Identify each line in the records below that contains the word "content", and copy it.

########

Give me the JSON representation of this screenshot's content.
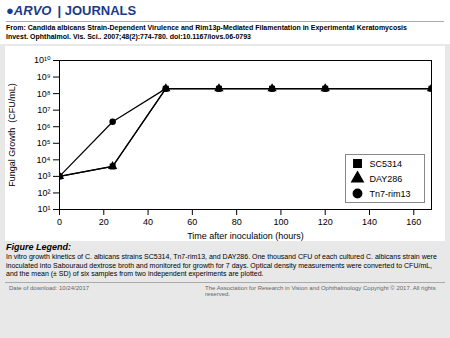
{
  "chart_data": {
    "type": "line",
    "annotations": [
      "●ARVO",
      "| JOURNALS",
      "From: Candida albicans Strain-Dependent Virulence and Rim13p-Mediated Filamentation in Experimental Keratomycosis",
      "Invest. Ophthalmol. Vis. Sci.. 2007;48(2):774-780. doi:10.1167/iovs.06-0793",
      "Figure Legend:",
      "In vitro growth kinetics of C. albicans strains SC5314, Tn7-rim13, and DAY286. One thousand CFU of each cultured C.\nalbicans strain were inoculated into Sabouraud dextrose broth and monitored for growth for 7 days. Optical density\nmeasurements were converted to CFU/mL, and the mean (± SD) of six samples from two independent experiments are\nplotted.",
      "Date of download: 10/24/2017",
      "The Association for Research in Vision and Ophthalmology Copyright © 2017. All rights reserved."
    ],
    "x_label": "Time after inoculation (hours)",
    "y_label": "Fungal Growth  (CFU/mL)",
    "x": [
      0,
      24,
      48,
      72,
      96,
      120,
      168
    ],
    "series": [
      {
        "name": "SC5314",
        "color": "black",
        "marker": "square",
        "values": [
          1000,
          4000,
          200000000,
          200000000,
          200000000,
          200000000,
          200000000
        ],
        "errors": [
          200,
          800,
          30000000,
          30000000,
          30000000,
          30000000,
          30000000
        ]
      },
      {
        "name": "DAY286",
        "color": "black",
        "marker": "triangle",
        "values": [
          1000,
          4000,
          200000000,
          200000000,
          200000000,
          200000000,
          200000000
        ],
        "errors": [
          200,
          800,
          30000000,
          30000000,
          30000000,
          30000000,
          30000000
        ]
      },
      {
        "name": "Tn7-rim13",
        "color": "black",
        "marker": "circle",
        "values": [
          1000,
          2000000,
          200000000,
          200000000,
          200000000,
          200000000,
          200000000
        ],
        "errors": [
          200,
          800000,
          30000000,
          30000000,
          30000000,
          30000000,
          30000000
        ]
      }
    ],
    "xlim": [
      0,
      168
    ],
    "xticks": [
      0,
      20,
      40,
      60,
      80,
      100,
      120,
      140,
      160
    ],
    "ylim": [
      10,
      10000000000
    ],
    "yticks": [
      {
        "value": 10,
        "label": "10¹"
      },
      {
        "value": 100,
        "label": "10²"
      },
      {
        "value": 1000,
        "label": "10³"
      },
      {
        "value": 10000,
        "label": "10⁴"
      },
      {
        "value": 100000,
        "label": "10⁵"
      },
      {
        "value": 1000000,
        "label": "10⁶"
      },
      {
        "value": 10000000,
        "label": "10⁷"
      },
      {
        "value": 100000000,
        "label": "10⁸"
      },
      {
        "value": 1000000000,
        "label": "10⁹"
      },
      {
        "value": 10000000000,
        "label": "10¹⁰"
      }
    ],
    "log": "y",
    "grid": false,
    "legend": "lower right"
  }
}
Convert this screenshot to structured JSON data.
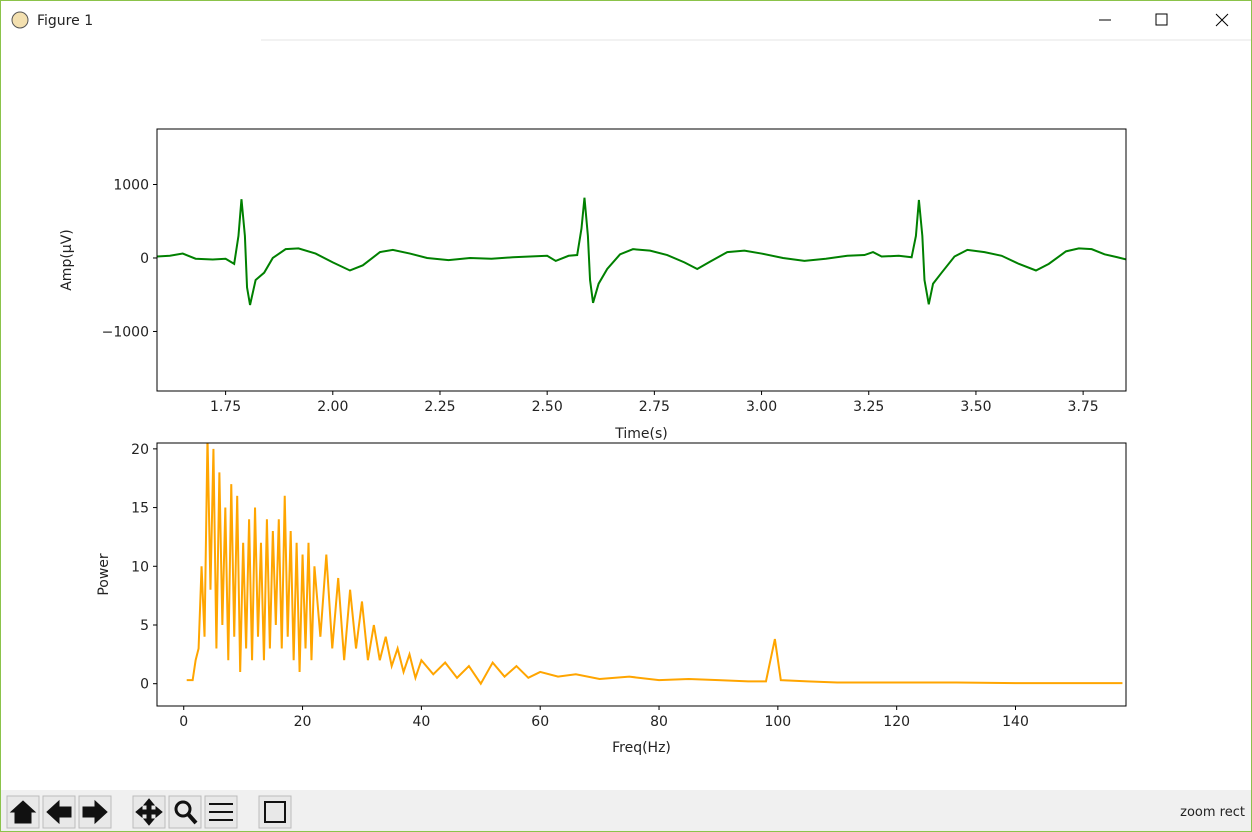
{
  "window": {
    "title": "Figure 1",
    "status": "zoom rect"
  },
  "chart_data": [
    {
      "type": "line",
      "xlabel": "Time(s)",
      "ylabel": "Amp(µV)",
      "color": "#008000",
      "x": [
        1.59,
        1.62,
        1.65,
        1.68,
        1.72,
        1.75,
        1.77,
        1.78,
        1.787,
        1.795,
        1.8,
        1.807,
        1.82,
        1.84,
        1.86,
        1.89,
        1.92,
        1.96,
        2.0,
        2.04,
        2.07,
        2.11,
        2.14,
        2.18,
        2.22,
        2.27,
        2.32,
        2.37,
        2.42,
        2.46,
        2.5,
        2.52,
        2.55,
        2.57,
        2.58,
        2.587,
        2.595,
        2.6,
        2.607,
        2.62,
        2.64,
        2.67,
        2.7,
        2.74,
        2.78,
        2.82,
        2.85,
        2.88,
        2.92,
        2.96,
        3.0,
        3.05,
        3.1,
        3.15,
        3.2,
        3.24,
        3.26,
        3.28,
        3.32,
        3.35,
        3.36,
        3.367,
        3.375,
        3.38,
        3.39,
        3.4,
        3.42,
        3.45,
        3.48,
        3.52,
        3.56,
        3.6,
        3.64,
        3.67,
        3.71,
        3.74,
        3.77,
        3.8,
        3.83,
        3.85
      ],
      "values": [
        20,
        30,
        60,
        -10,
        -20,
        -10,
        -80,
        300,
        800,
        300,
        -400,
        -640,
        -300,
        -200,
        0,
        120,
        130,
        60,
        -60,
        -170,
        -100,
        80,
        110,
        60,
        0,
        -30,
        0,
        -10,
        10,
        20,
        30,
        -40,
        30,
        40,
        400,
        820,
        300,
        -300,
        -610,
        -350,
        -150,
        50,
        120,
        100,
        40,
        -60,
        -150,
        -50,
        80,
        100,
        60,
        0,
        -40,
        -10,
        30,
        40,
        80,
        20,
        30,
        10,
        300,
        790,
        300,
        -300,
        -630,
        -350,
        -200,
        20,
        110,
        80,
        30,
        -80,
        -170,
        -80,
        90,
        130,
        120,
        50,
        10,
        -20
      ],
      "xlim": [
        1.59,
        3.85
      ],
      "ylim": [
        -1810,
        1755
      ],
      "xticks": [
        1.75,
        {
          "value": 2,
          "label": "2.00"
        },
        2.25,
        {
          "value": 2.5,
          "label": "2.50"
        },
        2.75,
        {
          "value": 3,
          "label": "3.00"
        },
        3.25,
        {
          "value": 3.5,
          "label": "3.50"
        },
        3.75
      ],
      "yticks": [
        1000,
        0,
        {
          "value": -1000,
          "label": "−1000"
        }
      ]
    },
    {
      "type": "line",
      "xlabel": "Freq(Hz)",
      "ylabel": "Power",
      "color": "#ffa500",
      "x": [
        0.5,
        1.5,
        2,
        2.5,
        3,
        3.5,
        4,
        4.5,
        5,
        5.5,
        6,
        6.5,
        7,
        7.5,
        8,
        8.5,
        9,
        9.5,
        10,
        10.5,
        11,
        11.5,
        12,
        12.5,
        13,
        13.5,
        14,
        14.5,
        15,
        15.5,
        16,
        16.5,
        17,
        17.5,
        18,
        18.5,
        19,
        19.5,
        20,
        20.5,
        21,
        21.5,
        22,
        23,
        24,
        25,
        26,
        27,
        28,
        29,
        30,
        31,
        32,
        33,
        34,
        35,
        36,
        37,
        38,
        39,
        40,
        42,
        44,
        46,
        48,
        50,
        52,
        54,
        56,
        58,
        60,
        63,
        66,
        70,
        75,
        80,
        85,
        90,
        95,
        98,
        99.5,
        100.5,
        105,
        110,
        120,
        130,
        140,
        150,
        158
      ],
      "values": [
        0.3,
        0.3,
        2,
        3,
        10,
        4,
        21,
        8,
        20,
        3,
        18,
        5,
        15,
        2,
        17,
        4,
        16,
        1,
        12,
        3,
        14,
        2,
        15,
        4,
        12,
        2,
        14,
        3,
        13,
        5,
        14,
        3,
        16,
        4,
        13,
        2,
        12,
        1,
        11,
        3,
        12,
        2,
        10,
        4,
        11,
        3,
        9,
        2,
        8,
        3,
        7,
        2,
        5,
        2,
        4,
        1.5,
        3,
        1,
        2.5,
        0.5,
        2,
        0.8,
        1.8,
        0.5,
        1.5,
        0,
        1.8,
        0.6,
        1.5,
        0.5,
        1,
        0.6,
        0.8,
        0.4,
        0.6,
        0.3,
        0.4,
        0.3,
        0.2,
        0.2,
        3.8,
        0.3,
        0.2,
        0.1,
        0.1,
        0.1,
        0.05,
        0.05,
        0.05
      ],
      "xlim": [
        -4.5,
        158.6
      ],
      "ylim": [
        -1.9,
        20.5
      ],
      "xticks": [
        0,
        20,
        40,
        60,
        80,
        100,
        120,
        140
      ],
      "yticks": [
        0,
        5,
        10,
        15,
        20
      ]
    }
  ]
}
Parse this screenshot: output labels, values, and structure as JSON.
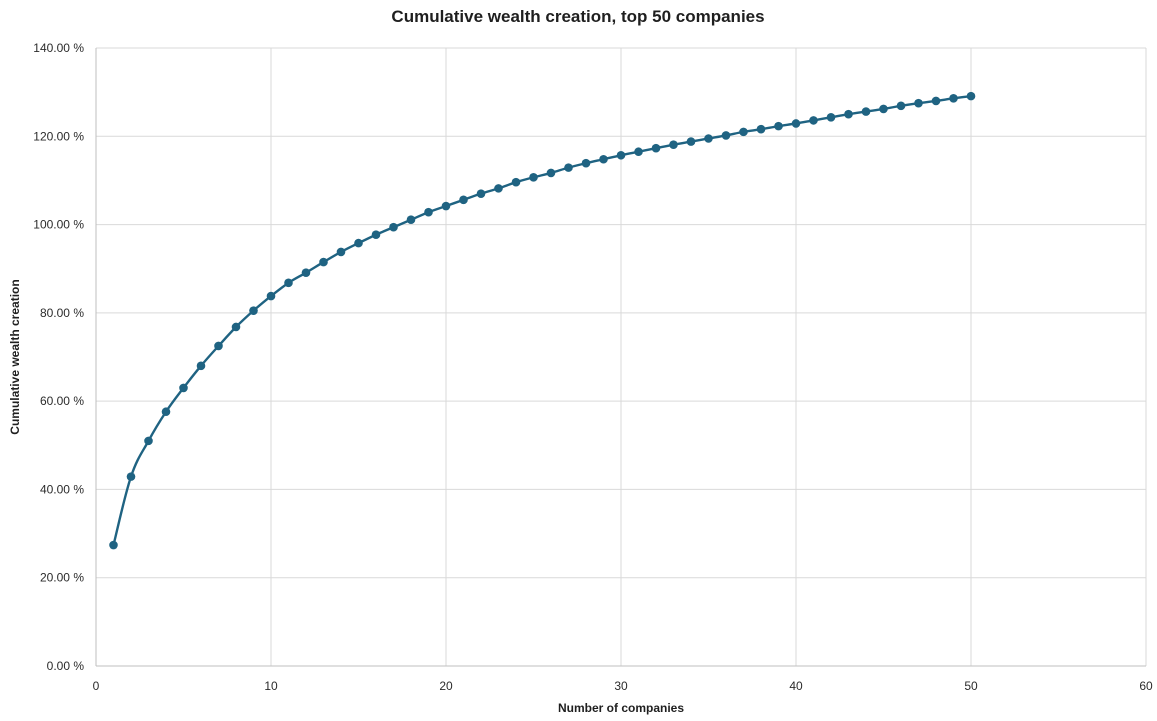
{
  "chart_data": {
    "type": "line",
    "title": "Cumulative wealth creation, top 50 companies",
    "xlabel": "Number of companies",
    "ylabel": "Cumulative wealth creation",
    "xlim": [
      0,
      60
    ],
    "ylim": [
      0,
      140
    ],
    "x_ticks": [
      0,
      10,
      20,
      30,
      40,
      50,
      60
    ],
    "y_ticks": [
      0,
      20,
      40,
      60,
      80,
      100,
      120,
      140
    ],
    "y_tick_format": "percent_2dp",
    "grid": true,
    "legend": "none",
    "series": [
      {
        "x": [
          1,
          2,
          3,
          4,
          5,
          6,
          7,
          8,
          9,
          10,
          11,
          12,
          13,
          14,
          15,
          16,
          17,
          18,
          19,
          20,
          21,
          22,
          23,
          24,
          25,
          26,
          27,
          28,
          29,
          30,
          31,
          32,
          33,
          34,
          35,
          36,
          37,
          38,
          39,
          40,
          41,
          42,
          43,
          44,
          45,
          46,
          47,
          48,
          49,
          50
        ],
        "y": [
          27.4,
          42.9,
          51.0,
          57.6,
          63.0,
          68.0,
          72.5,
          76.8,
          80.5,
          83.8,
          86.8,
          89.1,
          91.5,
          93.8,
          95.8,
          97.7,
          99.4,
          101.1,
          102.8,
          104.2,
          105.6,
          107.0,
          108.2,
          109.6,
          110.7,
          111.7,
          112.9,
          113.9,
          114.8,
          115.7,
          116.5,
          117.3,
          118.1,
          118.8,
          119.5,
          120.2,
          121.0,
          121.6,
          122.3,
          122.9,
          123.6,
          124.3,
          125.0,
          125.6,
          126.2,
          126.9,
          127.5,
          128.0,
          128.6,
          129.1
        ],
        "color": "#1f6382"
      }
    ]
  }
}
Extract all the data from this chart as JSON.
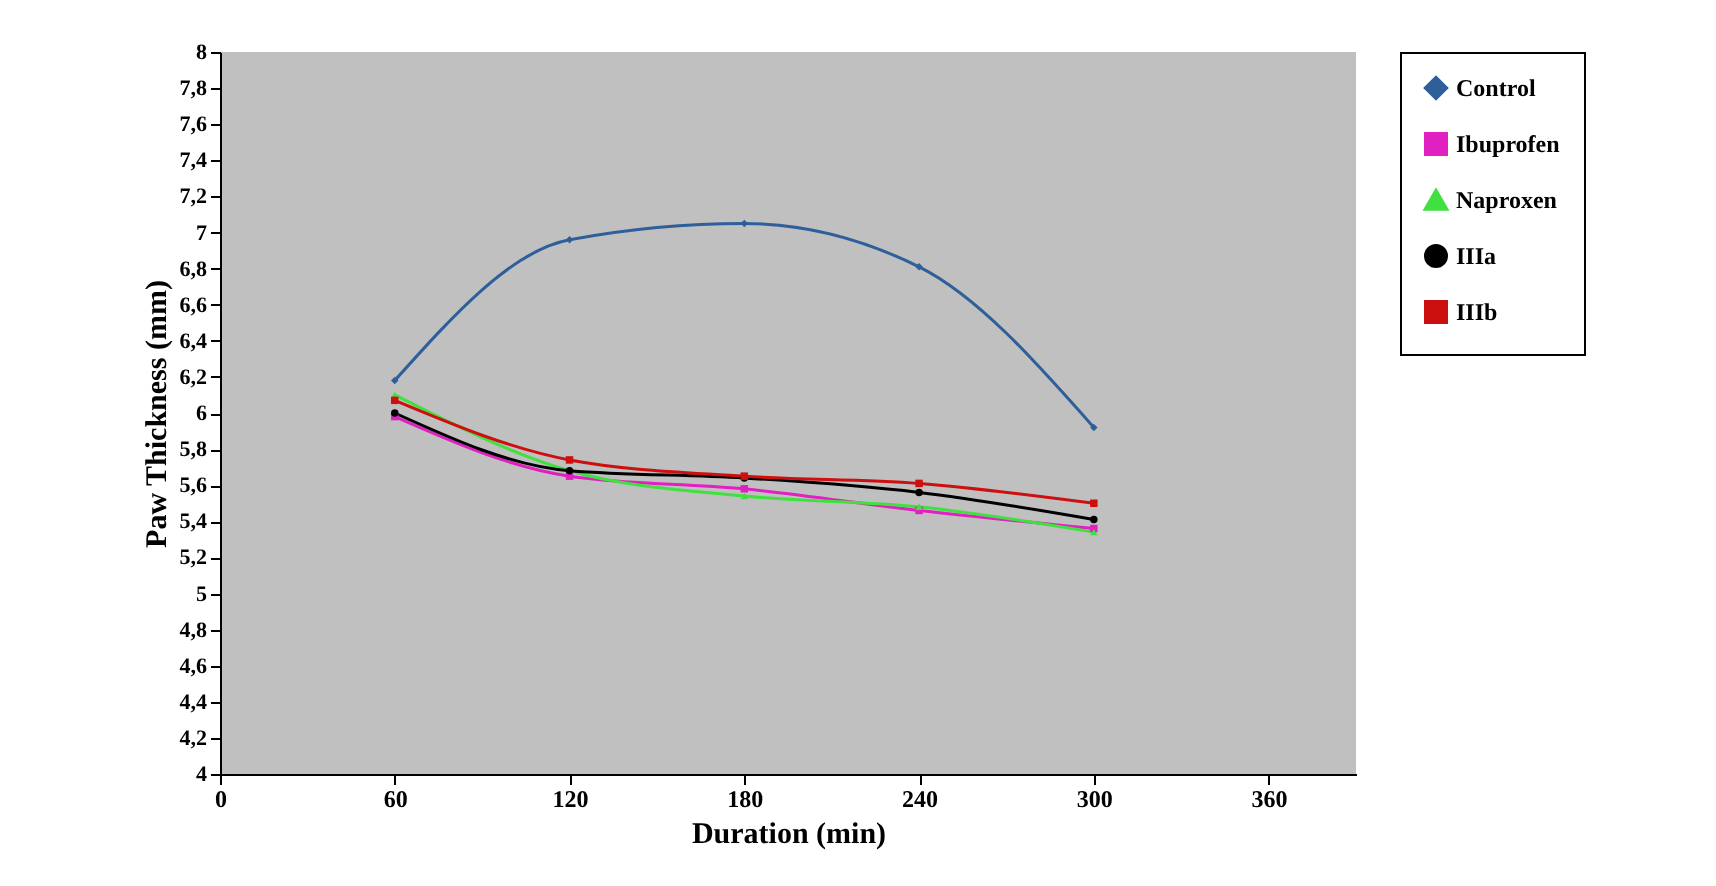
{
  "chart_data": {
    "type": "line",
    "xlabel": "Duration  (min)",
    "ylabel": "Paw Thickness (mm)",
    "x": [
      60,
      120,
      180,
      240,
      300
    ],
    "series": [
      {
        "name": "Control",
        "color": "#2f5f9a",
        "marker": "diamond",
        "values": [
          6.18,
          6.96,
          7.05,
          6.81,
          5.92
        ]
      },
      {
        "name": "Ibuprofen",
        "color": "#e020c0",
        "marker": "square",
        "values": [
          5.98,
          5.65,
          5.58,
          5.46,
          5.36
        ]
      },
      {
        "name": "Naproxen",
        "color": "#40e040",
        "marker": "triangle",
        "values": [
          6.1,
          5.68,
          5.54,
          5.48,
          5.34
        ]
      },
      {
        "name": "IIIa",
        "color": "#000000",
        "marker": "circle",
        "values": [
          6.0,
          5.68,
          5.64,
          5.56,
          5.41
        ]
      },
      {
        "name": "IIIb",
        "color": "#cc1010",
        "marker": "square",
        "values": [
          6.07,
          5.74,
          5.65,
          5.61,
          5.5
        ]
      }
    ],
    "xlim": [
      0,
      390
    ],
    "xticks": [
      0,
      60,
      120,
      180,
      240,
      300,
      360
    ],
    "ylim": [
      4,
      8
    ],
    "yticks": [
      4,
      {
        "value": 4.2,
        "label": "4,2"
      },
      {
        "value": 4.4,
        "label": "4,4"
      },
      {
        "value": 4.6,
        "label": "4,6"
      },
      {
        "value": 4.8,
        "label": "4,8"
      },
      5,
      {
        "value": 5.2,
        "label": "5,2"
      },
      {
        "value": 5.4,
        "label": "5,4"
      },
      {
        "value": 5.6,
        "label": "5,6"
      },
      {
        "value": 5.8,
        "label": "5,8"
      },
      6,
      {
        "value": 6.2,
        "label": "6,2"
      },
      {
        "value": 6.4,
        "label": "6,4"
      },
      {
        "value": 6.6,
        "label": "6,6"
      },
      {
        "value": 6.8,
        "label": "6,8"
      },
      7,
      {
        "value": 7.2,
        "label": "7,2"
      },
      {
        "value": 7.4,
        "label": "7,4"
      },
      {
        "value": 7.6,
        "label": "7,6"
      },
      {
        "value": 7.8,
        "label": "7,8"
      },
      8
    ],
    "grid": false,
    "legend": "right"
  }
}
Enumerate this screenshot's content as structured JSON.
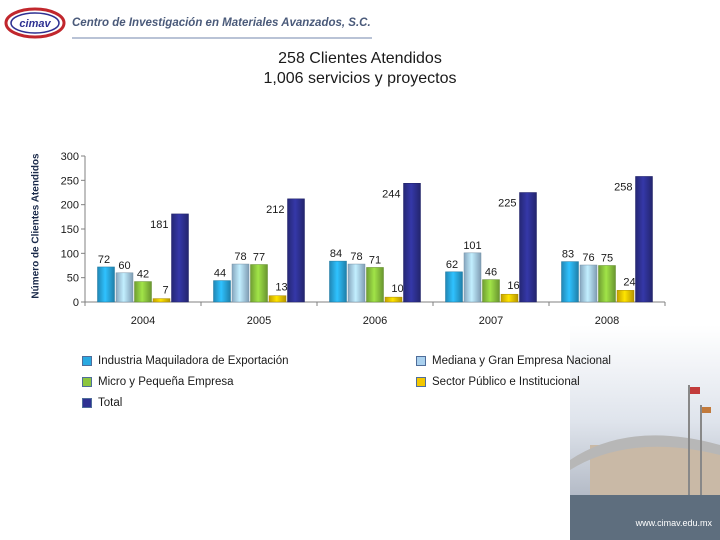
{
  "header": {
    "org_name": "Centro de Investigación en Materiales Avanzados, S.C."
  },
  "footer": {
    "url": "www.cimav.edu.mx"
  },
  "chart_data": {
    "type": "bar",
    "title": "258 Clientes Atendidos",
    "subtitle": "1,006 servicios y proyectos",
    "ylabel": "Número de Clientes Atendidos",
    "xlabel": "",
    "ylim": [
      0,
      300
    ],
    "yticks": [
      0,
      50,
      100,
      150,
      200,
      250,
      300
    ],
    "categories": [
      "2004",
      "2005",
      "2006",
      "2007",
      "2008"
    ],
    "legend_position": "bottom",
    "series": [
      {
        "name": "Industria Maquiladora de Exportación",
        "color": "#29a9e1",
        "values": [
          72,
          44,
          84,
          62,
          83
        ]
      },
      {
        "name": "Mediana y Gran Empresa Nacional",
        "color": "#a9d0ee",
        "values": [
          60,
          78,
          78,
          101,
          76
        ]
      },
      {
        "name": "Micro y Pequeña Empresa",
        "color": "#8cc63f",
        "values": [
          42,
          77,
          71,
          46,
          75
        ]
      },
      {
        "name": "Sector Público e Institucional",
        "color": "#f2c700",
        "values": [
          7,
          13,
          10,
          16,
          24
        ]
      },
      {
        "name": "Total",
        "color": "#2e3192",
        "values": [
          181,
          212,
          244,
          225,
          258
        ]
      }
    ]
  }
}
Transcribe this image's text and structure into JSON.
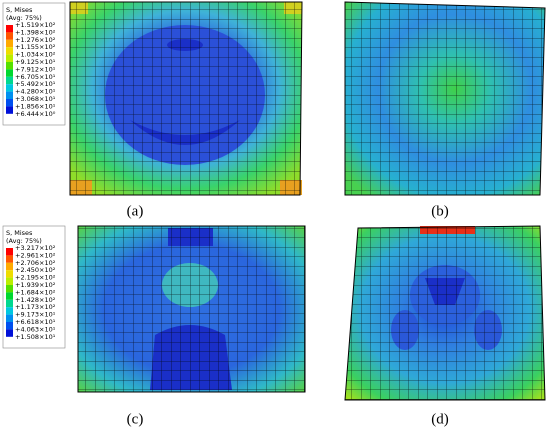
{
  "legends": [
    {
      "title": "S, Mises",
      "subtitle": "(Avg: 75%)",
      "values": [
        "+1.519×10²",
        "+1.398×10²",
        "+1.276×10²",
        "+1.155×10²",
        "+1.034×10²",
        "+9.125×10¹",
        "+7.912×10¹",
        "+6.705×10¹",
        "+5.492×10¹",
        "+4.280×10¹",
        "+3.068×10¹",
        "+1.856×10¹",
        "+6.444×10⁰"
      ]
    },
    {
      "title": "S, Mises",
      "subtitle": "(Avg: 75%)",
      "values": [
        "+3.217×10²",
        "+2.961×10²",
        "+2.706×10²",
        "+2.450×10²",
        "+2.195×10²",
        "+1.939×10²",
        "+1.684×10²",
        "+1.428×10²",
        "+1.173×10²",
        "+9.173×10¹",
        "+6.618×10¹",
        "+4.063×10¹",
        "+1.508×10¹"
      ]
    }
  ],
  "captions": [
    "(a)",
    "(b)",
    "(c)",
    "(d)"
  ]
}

########

[OUTPUT FOR THIS TASK]
Give me the JSON representation of this screenshot's content.
Enumerate this screenshot's content as structured JSON.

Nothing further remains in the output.